■ SET PROBLEM ■
Lines holding the string "moderno" are the ones to copy; find them all in the data.
──────────────────────────────
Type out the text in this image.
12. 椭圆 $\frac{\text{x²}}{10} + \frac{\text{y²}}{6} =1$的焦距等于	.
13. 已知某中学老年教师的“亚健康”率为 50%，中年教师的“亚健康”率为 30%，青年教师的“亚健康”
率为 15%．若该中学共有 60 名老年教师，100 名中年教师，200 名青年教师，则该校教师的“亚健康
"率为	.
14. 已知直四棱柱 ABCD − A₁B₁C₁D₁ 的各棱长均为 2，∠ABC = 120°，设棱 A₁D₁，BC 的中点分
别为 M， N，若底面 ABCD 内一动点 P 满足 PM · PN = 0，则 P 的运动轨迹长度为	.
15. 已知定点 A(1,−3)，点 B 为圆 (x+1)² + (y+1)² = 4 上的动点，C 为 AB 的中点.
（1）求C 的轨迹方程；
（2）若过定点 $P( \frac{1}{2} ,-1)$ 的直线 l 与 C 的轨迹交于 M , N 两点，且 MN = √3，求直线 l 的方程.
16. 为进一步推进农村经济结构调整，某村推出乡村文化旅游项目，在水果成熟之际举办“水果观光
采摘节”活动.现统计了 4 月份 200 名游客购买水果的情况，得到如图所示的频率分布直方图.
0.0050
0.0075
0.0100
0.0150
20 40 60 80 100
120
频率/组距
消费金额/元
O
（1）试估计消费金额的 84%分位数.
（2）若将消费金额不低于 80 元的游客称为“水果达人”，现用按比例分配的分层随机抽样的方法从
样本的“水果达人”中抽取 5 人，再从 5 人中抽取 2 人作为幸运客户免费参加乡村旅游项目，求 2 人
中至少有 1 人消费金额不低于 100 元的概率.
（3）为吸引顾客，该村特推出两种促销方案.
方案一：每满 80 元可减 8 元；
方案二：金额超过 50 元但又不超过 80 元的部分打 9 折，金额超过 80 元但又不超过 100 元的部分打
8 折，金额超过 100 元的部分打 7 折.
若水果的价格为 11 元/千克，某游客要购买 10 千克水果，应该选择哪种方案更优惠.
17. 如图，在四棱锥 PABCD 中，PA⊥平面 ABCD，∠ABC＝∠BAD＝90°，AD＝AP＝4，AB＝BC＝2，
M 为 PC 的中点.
──────────────────────────────
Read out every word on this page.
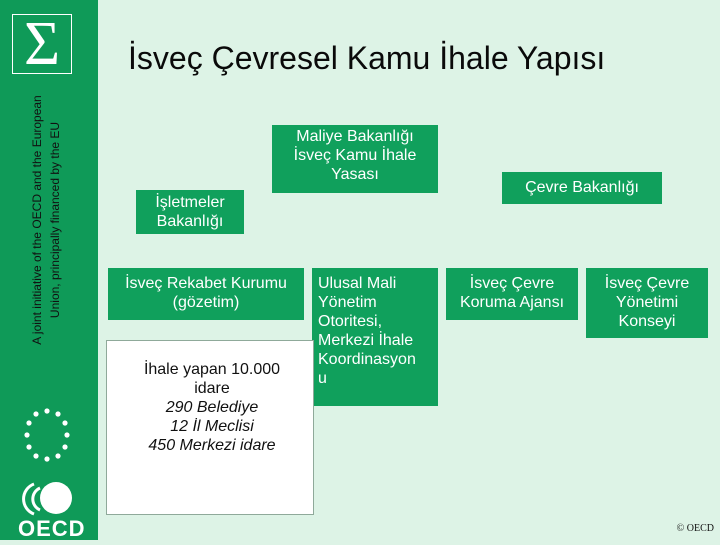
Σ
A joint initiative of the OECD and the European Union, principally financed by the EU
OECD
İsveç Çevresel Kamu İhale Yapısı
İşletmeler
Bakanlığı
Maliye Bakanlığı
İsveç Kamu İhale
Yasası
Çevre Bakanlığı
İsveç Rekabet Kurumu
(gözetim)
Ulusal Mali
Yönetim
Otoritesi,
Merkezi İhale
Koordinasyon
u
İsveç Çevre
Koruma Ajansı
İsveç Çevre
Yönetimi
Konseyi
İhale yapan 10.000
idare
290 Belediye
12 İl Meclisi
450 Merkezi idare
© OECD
──────────────────────────────
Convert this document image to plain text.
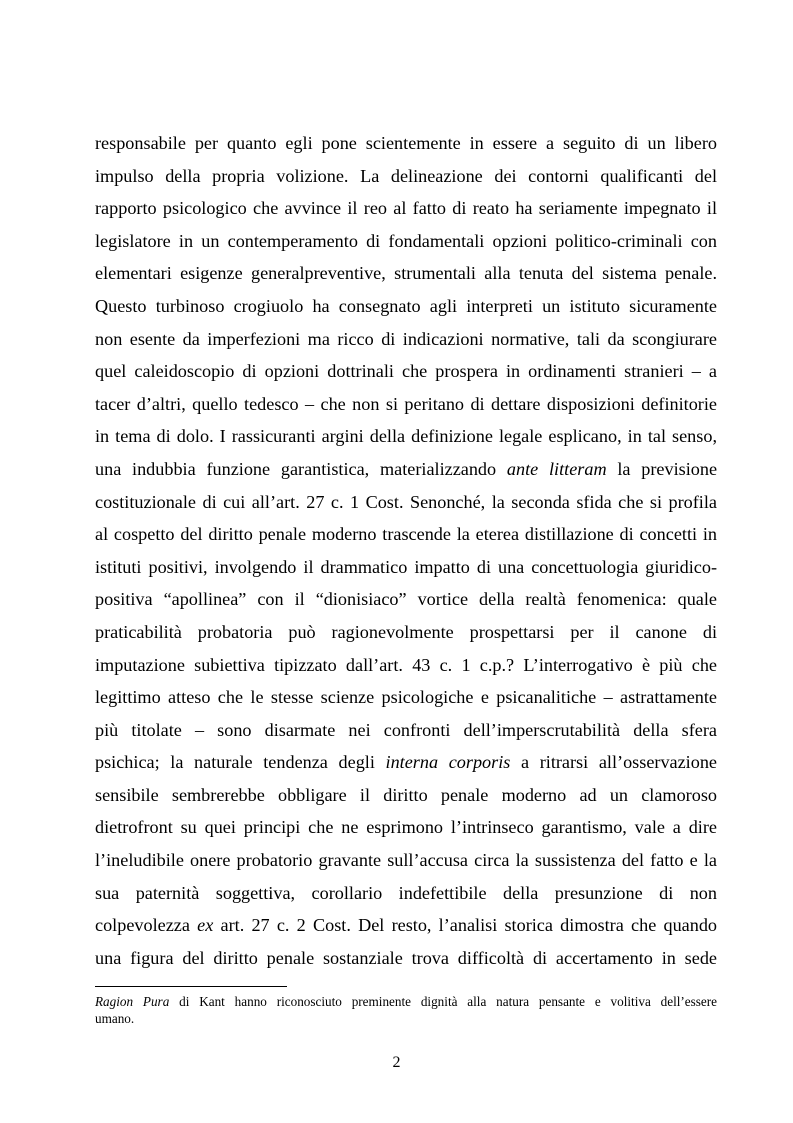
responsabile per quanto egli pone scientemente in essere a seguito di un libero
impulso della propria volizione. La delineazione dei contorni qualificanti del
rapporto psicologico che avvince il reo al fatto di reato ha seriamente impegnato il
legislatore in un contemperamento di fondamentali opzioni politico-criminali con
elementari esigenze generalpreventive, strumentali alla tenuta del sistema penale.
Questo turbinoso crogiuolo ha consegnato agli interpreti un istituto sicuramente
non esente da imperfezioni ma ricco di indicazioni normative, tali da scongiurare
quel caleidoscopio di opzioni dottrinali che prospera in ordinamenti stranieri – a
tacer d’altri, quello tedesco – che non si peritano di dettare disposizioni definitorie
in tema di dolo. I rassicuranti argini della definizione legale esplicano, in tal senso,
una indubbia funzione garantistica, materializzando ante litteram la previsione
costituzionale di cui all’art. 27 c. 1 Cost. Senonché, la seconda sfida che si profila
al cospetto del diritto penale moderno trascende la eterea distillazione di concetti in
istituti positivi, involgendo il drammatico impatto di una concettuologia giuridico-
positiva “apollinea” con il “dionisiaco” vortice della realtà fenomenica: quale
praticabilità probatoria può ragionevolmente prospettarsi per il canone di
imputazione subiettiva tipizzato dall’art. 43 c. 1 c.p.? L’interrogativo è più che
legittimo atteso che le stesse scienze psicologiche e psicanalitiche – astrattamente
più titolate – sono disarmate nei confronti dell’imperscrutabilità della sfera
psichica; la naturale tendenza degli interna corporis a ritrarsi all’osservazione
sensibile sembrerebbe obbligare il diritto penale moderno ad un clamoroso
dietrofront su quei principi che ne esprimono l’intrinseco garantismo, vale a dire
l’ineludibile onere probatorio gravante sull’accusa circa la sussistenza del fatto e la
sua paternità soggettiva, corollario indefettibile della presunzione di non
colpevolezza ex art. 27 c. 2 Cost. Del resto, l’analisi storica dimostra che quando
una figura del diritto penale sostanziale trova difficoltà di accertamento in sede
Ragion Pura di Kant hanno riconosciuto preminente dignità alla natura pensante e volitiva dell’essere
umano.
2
──────────────────────────────
■ TASK OUTPUT ■
al cospetto del diritto penale moderno trascende la eterea distillazione di concetti in
sensibile sembrerebbe obbligare il diritto penale moderno ad un clamoroso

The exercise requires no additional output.